Exercise brief: Here are records with pictures in them. Copy all of them exactly and leave the pictures out.

Saved entries:
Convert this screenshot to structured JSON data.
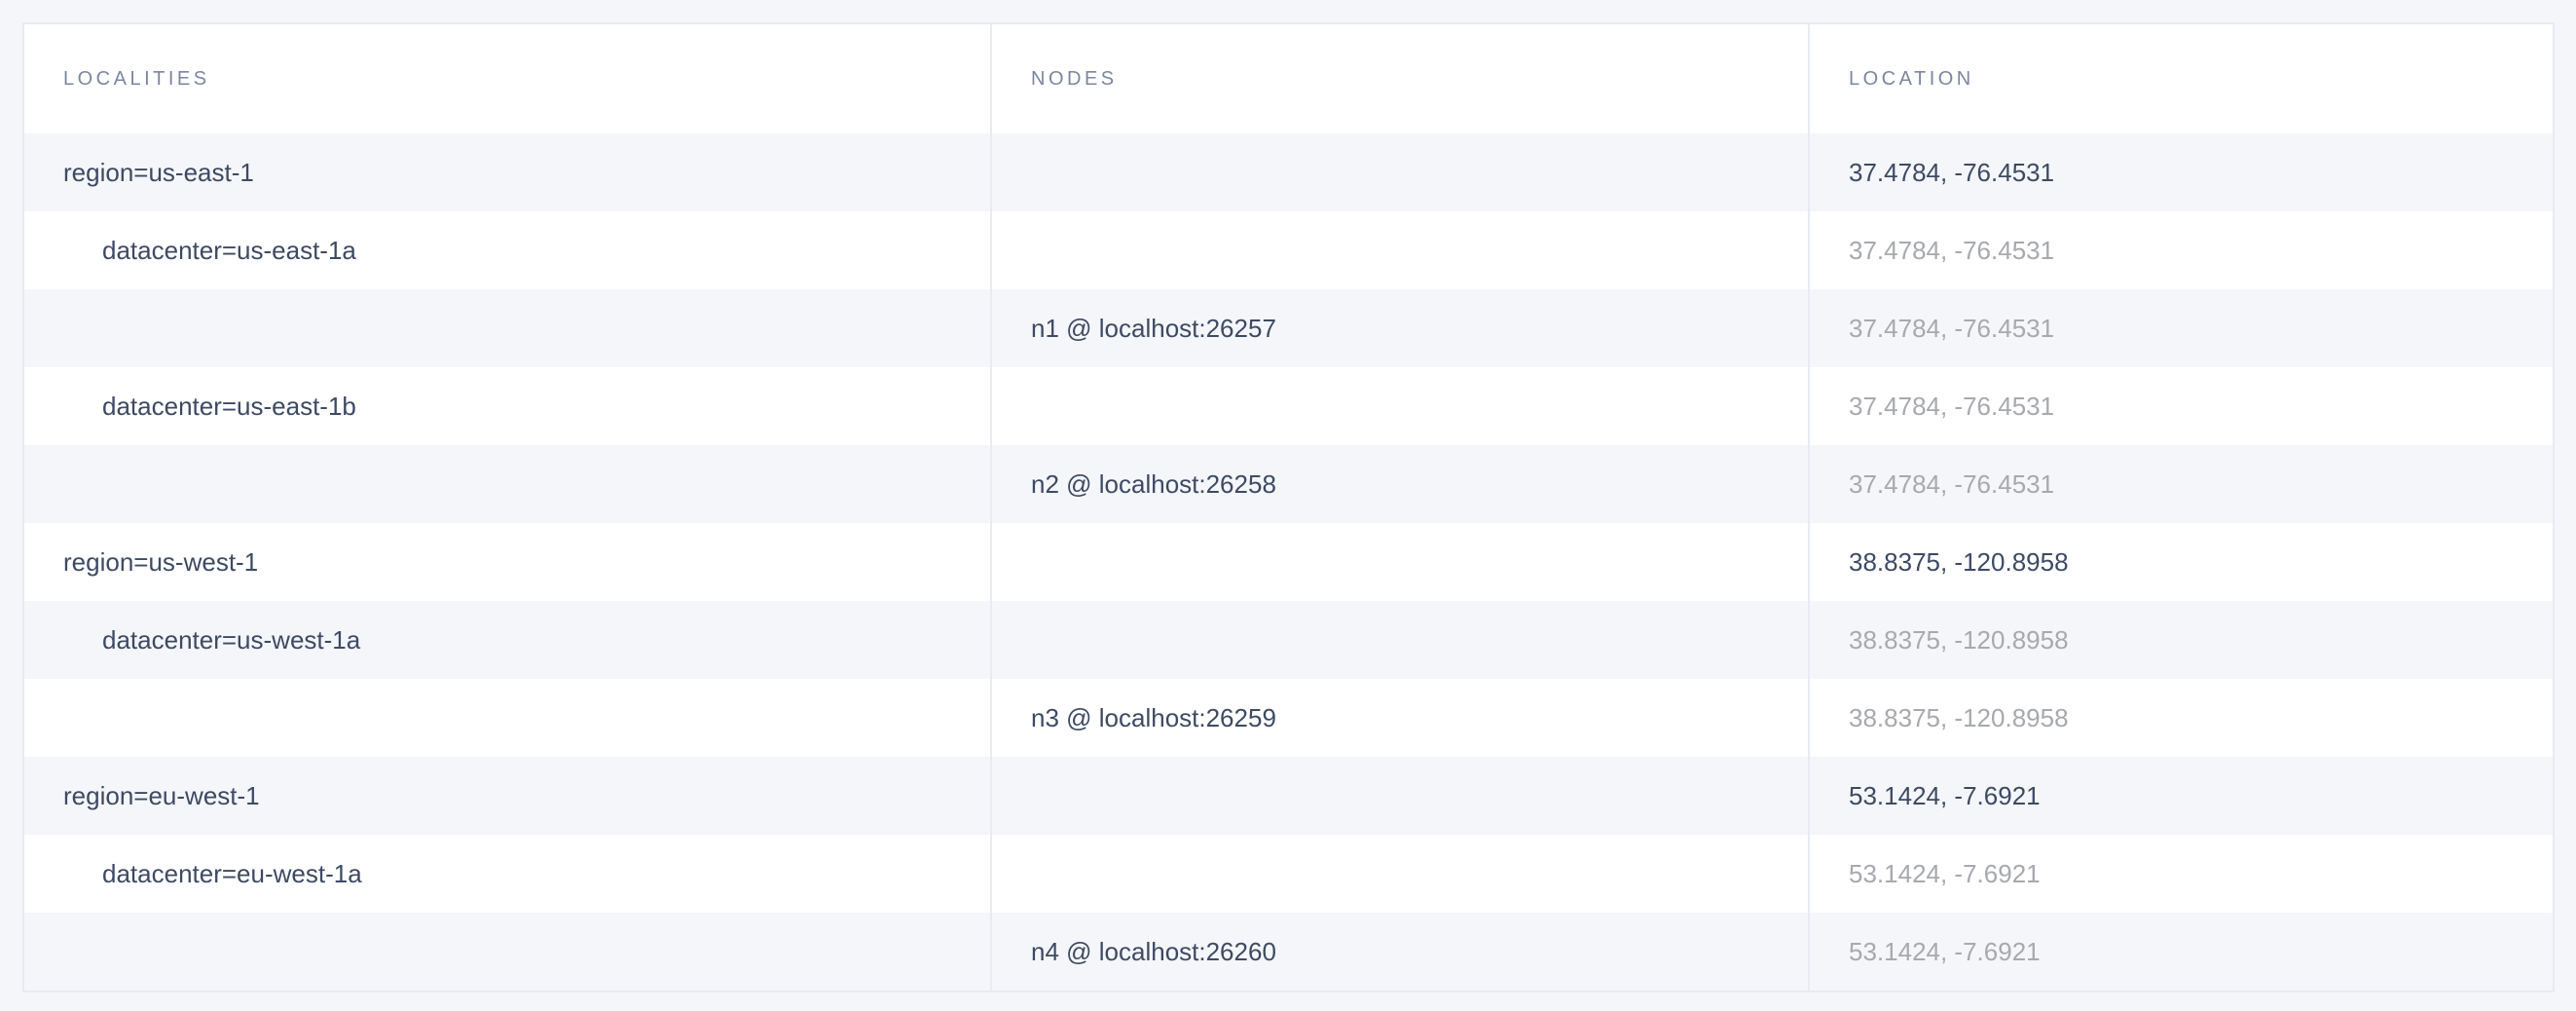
{
  "table": {
    "columns": [
      "LOCALITIES",
      "NODES",
      "LOCATION"
    ],
    "rows": [
      {
        "locality": "region=us-east-1",
        "level": 0,
        "node": "",
        "location": "37.4784, -76.4531",
        "location_muted": false
      },
      {
        "locality": "datacenter=us-east-1a",
        "level": 1,
        "node": "",
        "location": "37.4784, -76.4531",
        "location_muted": true
      },
      {
        "locality": "",
        "level": 2,
        "node": "n1 @ localhost:26257",
        "location": "37.4784, -76.4531",
        "location_muted": true
      },
      {
        "locality": "datacenter=us-east-1b",
        "level": 1,
        "node": "",
        "location": "37.4784, -76.4531",
        "location_muted": true
      },
      {
        "locality": "",
        "level": 2,
        "node": "n2 @ localhost:26258",
        "location": "37.4784, -76.4531",
        "location_muted": true
      },
      {
        "locality": "region=us-west-1",
        "level": 0,
        "node": "",
        "location": "38.8375, -120.8958",
        "location_muted": false
      },
      {
        "locality": "datacenter=us-west-1a",
        "level": 1,
        "node": "",
        "location": "38.8375, -120.8958",
        "location_muted": true
      },
      {
        "locality": "",
        "level": 2,
        "node": "n3 @ localhost:26259",
        "location": "38.8375, -120.8958",
        "location_muted": true
      },
      {
        "locality": "region=eu-west-1",
        "level": 0,
        "node": "",
        "location": "53.1424, -7.6921",
        "location_muted": false
      },
      {
        "locality": "datacenter=eu-west-1a",
        "level": 1,
        "node": "",
        "location": "53.1424, -7.6921",
        "location_muted": true
      },
      {
        "locality": "",
        "level": 2,
        "node": "n4 @ localhost:26260",
        "location": "53.1424, -7.6921",
        "location_muted": true
      }
    ]
  },
  "colors": {
    "text": "#3d4a63",
    "muted_text": "#a7a9ad",
    "header_text": "#7c86a2",
    "stripe": "#f5f6fa",
    "border": "#e8ebf1"
  }
}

Solution to this exercise:
Convert this screenshot to structured JSON data.
{
  "table": {
    "columns": [
      "LOCALITIES",
      "NODES",
      "LOCATION"
    ],
    "rows": [
      {
        "locality": "region=us-east-1",
        "level": 0,
        "node": "",
        "location": "37.4784, -76.4531",
        "location_muted": false
      },
      {
        "locality": "datacenter=us-east-1a",
        "level": 1,
        "node": "",
        "location": "37.4784, -76.4531",
        "location_muted": true
      },
      {
        "locality": "",
        "level": 2,
        "node": "n1 @ localhost:26257",
        "location": "37.4784, -76.4531",
        "location_muted": true
      },
      {
        "locality": "datacenter=us-east-1b",
        "level": 1,
        "node": "",
        "location": "37.4784, -76.4531",
        "location_muted": true
      },
      {
        "locality": "",
        "level": 2,
        "node": "n2 @ localhost:26258",
        "location": "37.4784, -76.4531",
        "location_muted": true
      },
      {
        "locality": "region=us-west-1",
        "level": 0,
        "node": "",
        "location": "38.8375, -120.8958",
        "location_muted": false
      },
      {
        "locality": "datacenter=us-west-1a",
        "level": 1,
        "node": "",
        "location": "38.8375, -120.8958",
        "location_muted": true
      },
      {
        "locality": "",
        "level": 2,
        "node": "n3 @ localhost:26259",
        "location": "38.8375, -120.8958",
        "location_muted": true
      },
      {
        "locality": "region=eu-west-1",
        "level": 0,
        "node": "",
        "location": "53.1424, -7.6921",
        "location_muted": false
      },
      {
        "locality": "datacenter=eu-west-1a",
        "level": 1,
        "node": "",
        "location": "53.1424, -7.6921",
        "location_muted": true
      },
      {
        "locality": "",
        "level": 2,
        "node": "n4 @ localhost:26260",
        "location": "53.1424, -7.6921",
        "location_muted": true
      }
    ]
  },
  "colors": {
    "text": "#3d4a63",
    "muted_text": "#a7a9ad",
    "header_text": "#7c86a2",
    "stripe": "#f5f6fa",
    "border": "#e8ebf1"
  }
}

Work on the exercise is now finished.